Scan the records for the word "text". Copy each line that includes it.

+++ DATA TO PROCESS +++

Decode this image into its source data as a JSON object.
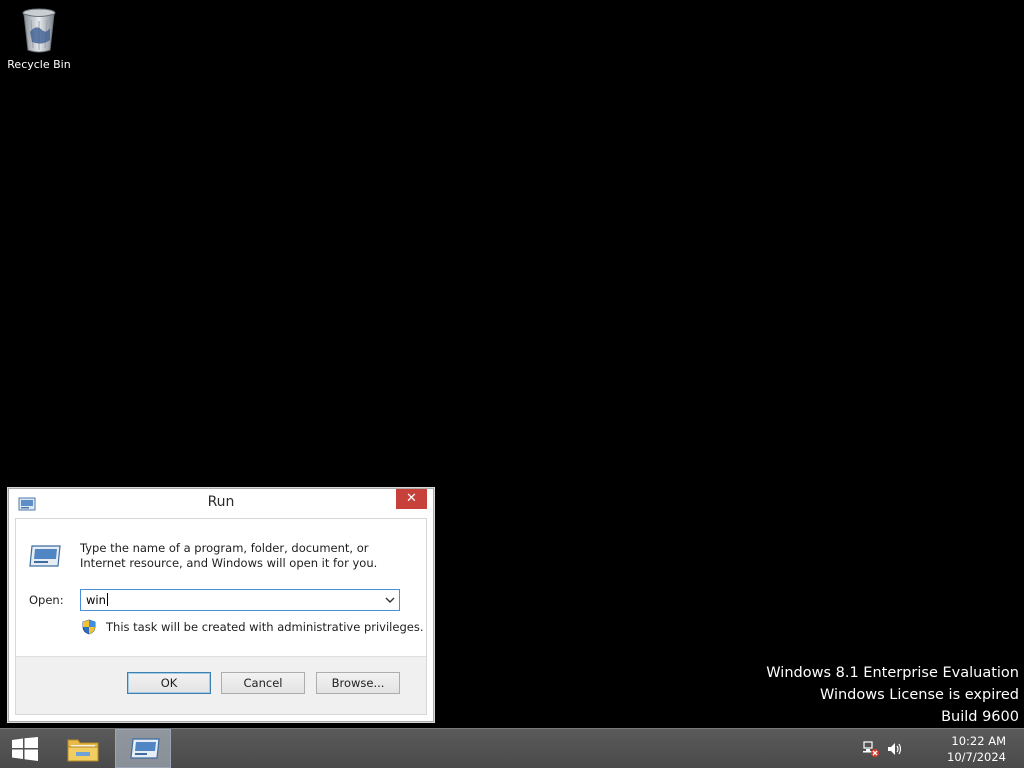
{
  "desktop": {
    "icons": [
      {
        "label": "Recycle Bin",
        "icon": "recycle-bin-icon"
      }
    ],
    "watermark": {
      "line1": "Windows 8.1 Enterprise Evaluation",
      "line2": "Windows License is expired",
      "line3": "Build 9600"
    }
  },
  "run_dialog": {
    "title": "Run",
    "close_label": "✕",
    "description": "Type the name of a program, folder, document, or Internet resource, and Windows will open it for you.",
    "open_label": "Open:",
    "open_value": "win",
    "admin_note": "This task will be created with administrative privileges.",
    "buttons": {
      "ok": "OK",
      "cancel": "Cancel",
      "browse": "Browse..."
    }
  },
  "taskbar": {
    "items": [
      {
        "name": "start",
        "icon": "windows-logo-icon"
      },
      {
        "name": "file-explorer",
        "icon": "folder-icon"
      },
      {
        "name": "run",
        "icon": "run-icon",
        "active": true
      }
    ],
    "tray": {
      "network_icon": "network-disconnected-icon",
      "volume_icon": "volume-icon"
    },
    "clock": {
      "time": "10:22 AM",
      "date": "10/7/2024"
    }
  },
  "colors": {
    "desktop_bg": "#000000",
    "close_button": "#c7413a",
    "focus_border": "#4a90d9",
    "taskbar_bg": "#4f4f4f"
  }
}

+++
+++ DATA TO PROCESS +++

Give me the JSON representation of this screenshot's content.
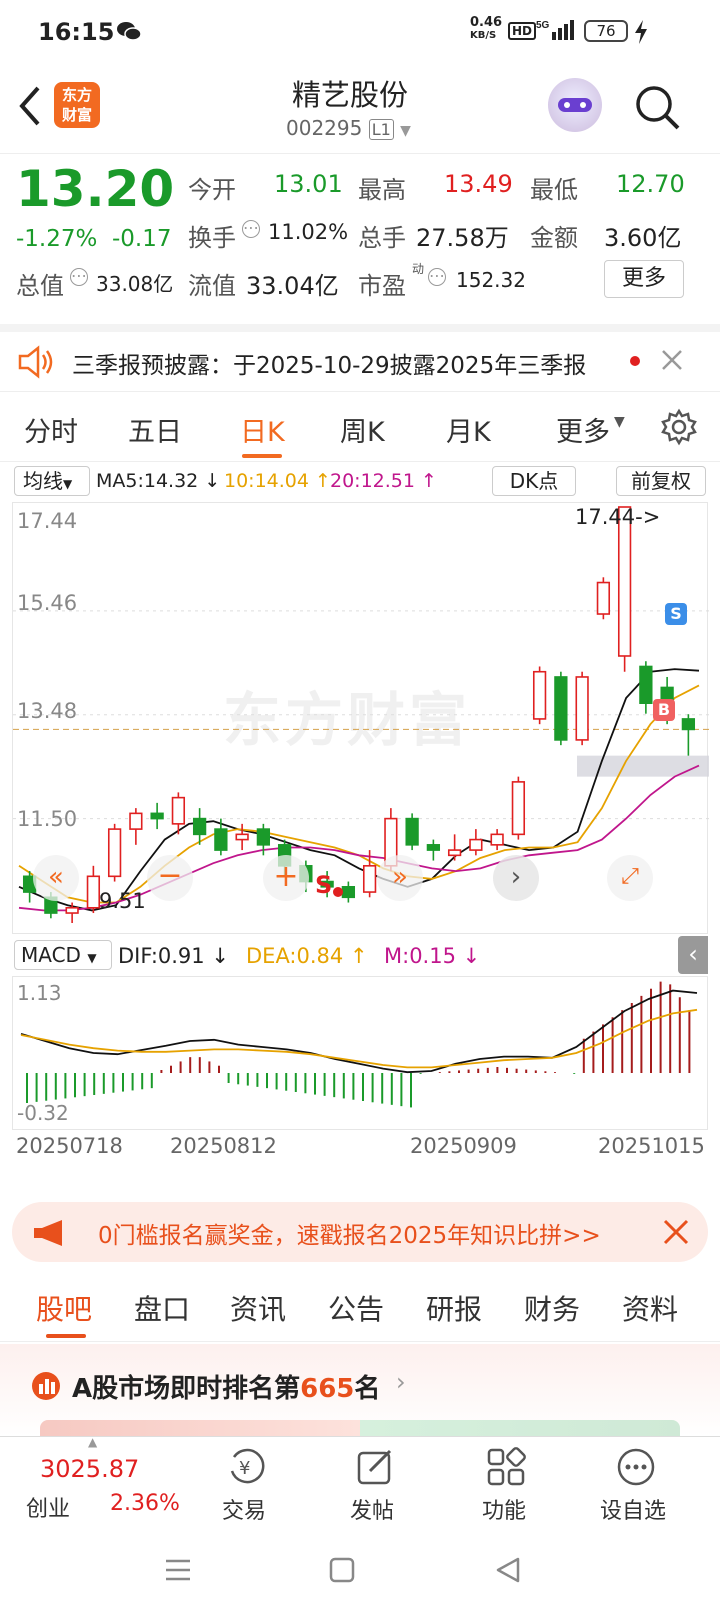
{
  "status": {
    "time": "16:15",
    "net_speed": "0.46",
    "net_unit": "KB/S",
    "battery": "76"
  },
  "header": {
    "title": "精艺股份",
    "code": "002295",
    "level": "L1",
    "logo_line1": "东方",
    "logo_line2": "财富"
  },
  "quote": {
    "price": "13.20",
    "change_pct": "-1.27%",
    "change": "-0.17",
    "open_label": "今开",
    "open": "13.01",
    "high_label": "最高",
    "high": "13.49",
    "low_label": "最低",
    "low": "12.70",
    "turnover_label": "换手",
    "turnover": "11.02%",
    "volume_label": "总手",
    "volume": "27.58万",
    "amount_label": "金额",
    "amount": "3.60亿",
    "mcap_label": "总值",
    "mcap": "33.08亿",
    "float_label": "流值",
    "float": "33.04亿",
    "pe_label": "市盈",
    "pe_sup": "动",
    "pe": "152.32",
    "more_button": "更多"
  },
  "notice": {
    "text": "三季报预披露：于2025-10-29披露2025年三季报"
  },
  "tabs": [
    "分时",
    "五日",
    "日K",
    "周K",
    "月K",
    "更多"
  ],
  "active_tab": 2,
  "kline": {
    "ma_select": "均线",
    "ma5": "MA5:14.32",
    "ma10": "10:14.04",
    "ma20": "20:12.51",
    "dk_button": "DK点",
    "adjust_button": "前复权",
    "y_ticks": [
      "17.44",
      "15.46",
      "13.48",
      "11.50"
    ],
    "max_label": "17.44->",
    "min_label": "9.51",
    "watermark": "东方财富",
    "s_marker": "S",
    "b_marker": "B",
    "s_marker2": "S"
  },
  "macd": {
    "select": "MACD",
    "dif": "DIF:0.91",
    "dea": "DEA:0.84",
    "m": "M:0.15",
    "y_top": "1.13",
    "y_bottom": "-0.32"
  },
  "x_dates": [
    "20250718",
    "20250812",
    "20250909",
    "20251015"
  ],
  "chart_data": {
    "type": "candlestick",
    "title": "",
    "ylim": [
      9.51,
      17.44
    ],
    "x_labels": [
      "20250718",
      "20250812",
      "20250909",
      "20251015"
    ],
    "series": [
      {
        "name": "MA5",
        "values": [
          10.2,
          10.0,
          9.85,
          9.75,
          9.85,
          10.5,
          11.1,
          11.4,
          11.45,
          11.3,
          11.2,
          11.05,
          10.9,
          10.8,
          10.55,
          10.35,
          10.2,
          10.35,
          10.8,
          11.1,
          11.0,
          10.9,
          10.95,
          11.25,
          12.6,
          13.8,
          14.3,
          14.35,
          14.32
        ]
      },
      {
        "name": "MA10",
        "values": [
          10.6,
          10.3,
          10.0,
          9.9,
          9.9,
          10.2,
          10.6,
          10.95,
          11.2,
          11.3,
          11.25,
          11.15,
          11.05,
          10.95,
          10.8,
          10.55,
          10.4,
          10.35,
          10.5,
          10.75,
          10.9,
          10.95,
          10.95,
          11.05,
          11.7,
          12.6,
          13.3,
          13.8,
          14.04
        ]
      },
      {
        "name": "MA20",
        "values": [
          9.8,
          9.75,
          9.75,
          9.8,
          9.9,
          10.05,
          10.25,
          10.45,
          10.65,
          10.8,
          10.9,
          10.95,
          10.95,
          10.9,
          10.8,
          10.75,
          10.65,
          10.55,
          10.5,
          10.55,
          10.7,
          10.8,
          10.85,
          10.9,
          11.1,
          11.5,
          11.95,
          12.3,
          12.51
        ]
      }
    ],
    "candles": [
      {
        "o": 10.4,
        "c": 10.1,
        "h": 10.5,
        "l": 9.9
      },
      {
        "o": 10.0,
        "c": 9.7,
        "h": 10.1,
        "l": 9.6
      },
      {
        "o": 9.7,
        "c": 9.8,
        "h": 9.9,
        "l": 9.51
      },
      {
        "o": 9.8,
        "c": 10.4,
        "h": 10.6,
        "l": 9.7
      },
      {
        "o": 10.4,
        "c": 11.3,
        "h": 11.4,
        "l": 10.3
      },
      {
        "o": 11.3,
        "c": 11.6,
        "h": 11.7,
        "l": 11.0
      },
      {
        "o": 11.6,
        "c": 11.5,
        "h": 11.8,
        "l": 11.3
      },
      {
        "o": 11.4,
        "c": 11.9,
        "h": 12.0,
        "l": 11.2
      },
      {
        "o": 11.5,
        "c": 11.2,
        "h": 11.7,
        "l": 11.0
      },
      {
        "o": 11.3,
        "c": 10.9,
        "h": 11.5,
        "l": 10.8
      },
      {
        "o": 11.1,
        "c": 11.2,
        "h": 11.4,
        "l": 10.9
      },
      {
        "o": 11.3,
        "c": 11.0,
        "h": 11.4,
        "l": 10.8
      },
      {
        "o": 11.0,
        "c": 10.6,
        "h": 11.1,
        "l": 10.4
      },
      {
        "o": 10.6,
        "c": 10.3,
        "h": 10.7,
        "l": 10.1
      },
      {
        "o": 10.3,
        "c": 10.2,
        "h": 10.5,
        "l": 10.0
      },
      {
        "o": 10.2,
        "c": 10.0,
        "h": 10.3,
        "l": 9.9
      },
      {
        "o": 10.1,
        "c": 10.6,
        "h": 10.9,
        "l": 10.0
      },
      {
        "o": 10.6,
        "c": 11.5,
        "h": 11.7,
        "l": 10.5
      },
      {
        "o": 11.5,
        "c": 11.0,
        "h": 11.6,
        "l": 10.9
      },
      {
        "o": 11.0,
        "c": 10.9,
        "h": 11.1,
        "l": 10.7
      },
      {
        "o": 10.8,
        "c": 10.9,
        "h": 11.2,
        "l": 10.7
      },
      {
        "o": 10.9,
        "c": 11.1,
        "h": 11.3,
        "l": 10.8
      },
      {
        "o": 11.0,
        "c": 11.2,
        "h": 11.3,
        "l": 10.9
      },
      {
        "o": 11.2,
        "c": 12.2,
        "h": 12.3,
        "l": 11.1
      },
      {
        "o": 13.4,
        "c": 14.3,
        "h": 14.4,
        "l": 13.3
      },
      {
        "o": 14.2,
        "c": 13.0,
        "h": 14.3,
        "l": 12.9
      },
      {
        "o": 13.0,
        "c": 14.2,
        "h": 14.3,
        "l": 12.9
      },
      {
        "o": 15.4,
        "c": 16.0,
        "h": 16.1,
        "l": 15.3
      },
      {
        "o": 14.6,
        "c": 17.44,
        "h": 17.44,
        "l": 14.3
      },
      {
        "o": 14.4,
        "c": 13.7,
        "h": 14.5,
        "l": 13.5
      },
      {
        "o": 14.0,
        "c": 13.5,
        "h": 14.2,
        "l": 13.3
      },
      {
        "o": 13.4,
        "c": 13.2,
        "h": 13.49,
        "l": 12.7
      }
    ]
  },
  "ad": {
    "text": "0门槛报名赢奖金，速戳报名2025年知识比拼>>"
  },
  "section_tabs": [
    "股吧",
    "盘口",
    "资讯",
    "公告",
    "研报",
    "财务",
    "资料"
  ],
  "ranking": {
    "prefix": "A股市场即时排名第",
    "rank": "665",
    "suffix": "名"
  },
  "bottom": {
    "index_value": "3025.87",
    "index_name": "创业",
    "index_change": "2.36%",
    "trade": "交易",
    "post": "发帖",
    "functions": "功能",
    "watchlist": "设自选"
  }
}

+++

- _RESULT OF THIS TASK_
    "text": "三季报预披露：于2025-10-29披露2025年三季报"
    "text": "0门槛报名赢奖金，速戳报名2025年知识比拼>>"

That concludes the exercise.